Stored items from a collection
^^^^^^^^
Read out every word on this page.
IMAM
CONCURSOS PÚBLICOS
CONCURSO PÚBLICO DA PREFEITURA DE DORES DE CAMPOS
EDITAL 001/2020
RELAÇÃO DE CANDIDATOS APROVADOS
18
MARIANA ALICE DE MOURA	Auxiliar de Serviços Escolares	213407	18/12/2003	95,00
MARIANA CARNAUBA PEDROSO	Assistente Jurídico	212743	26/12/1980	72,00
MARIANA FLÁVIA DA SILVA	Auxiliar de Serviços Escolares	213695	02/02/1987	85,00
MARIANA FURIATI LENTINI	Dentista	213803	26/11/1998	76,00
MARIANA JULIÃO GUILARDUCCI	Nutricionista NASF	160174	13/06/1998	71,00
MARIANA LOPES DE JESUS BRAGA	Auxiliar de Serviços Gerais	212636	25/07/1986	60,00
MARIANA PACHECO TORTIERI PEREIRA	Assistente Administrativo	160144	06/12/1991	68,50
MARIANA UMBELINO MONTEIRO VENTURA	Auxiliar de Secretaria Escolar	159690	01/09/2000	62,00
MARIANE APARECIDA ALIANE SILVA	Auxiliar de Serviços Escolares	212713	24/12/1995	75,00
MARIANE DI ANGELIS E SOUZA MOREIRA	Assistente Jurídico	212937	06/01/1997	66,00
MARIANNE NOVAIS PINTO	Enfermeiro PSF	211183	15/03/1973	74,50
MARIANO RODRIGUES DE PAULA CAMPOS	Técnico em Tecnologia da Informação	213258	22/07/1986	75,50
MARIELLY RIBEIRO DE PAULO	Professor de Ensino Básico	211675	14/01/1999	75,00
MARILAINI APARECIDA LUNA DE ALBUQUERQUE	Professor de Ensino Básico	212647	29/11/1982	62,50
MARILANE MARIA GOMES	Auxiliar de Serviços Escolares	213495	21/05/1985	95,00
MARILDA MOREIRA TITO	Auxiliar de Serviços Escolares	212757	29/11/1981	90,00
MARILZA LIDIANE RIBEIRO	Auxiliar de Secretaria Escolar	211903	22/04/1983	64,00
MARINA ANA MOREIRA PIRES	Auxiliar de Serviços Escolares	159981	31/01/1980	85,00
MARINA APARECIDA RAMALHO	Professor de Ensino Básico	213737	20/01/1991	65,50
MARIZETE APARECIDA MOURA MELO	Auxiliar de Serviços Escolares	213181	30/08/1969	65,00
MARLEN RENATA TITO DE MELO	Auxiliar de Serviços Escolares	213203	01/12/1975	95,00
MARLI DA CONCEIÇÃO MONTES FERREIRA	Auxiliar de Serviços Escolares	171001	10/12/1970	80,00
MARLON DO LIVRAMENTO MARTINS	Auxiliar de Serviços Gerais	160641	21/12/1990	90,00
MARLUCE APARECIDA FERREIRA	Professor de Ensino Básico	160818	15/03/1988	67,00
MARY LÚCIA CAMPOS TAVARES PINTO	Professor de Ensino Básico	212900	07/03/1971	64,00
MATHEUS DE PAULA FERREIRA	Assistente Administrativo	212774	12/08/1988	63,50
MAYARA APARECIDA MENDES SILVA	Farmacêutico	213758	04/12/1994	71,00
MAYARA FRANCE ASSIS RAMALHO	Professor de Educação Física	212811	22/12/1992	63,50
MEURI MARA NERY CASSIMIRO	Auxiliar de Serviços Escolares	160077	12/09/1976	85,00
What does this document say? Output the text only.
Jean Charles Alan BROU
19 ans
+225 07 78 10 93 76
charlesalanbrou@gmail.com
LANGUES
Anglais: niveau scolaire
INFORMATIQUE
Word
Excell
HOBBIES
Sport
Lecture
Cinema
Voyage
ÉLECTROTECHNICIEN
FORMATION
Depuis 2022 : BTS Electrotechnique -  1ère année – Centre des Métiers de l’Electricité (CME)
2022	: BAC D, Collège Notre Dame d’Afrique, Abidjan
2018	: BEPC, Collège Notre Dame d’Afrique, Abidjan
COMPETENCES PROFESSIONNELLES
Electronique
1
^^^^^^^^
**Work to complete**
Collect each line holding the string "MOREIRA".

**Exercise result**
MARIANE DI ANGELIS E SOUZA MOREIRA	Assistente Jurídico	212937	06/01/1997	66,00
MARILDA MOREIRA TITO	Auxiliar de Serviços Escolares	212757	29/11/1981	90,00
MARINA ANA MOREIRA PIRES	Auxiliar de Serviços Escolares	159981	31/01/1980	85,00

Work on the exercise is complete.